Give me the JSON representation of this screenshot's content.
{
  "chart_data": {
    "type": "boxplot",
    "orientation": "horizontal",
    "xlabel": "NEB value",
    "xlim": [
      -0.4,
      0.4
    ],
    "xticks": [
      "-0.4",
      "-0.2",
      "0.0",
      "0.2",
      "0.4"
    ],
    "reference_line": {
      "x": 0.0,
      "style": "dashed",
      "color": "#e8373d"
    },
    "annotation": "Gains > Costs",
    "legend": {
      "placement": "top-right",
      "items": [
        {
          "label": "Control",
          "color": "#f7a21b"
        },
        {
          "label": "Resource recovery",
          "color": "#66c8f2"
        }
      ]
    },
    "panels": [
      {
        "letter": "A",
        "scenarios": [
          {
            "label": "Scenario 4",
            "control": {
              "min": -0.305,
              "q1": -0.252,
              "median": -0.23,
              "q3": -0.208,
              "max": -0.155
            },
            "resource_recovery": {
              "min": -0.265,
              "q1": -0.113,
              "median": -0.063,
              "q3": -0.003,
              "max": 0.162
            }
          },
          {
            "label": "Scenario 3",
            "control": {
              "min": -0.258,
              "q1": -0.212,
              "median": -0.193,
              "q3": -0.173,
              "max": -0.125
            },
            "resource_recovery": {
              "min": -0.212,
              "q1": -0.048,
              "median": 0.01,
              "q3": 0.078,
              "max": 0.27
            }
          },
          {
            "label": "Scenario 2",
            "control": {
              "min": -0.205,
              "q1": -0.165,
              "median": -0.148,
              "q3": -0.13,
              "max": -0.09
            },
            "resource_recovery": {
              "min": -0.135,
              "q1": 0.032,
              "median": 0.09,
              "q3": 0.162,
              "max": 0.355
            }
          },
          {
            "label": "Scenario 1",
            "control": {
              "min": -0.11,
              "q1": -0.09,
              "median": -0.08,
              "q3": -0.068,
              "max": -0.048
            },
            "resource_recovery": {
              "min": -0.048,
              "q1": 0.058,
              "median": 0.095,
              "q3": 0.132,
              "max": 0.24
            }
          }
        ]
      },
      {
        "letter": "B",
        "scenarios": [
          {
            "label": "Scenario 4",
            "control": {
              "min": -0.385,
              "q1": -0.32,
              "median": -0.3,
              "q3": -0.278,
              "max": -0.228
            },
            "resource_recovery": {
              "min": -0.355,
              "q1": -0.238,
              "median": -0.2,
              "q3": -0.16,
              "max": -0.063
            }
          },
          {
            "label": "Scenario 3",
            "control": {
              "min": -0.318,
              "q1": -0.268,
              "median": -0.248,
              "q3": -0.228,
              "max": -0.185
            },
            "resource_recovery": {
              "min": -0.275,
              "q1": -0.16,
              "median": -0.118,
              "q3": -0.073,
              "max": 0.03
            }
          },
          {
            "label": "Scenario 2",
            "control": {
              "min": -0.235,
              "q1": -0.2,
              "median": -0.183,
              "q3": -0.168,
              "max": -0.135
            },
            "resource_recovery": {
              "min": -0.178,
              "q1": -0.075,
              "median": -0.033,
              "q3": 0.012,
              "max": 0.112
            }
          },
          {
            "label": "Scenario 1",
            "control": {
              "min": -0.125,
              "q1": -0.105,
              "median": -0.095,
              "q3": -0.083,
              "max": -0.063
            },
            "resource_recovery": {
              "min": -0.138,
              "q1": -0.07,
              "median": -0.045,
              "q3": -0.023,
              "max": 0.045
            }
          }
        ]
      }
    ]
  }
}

> **Required task**
Repeat the material word for word, in full.

> **Full response**
Give me the JSON representation of this screenshot's content.
{
  "chart_data": {
    "type": "boxplot",
    "orientation": "horizontal",
    "xlabel": "NEB value",
    "xlim": [
      -0.4,
      0.4
    ],
    "xticks": [
      "-0.4",
      "-0.2",
      "0.0",
      "0.2",
      "0.4"
    ],
    "reference_line": {
      "x": 0.0,
      "style": "dashed",
      "color": "#e8373d"
    },
    "annotation": "Gains > Costs",
    "legend": {
      "placement": "top-right",
      "items": [
        {
          "label": "Control",
          "color": "#f7a21b"
        },
        {
          "label": "Resource recovery",
          "color": "#66c8f2"
        }
      ]
    },
    "panels": [
      {
        "letter": "A",
        "scenarios": [
          {
            "label": "Scenario 4",
            "control": {
              "min": -0.305,
              "q1": -0.252,
              "median": -0.23,
              "q3": -0.208,
              "max": -0.155
            },
            "resource_recovery": {
              "min": -0.265,
              "q1": -0.113,
              "median": -0.063,
              "q3": -0.003,
              "max": 0.162
            }
          },
          {
            "label": "Scenario 3",
            "control": {
              "min": -0.258,
              "q1": -0.212,
              "median": -0.193,
              "q3": -0.173,
              "max": -0.125
            },
            "resource_recovery": {
              "min": -0.212,
              "q1": -0.048,
              "median": 0.01,
              "q3": 0.078,
              "max": 0.27
            }
          },
          {
            "label": "Scenario 2",
            "control": {
              "min": -0.205,
              "q1": -0.165,
              "median": -0.148,
              "q3": -0.13,
              "max": -0.09
            },
            "resource_recovery": {
              "min": -0.135,
              "q1": 0.032,
              "median": 0.09,
              "q3": 0.162,
              "max": 0.355
            }
          },
          {
            "label": "Scenario 1",
            "control": {
              "min": -0.11,
              "q1": -0.09,
              "median": -0.08,
              "q3": -0.068,
              "max": -0.048
            },
            "resource_recovery": {
              "min": -0.048,
              "q1": 0.058,
              "median": 0.095,
              "q3": 0.132,
              "max": 0.24
            }
          }
        ]
      },
      {
        "letter": "B",
        "scenarios": [
          {
            "label": "Scenario 4",
            "control": {
              "min": -0.385,
              "q1": -0.32,
              "median": -0.3,
              "q3": -0.278,
              "max": -0.228
            },
            "resource_recovery": {
              "min": -0.355,
              "q1": -0.238,
              "median": -0.2,
              "q3": -0.16,
              "max": -0.063
            }
          },
          {
            "label": "Scenario 3",
            "control": {
              "min": -0.318,
              "q1": -0.268,
              "median": -0.248,
              "q3": -0.228,
              "max": -0.185
            },
            "resource_recovery": {
              "min": -0.275,
              "q1": -0.16,
              "median": -0.118,
              "q3": -0.073,
              "max": 0.03
            }
          },
          {
            "label": "Scenario 2",
            "control": {
              "min": -0.235,
              "q1": -0.2,
              "median": -0.183,
              "q3": -0.168,
              "max": -0.135
            },
            "resource_recovery": {
              "min": -0.178,
              "q1": -0.075,
              "median": -0.033,
              "q3": 0.012,
              "max": 0.112
            }
          },
          {
            "label": "Scenario 1",
            "control": {
              "min": -0.125,
              "q1": -0.105,
              "median": -0.095,
              "q3": -0.083,
              "max": -0.063
            },
            "resource_recovery": {
              "min": -0.138,
              "q1": -0.07,
              "median": -0.045,
              "q3": -0.023,
              "max": 0.045
            }
          }
        ]
      }
    ]
  }
}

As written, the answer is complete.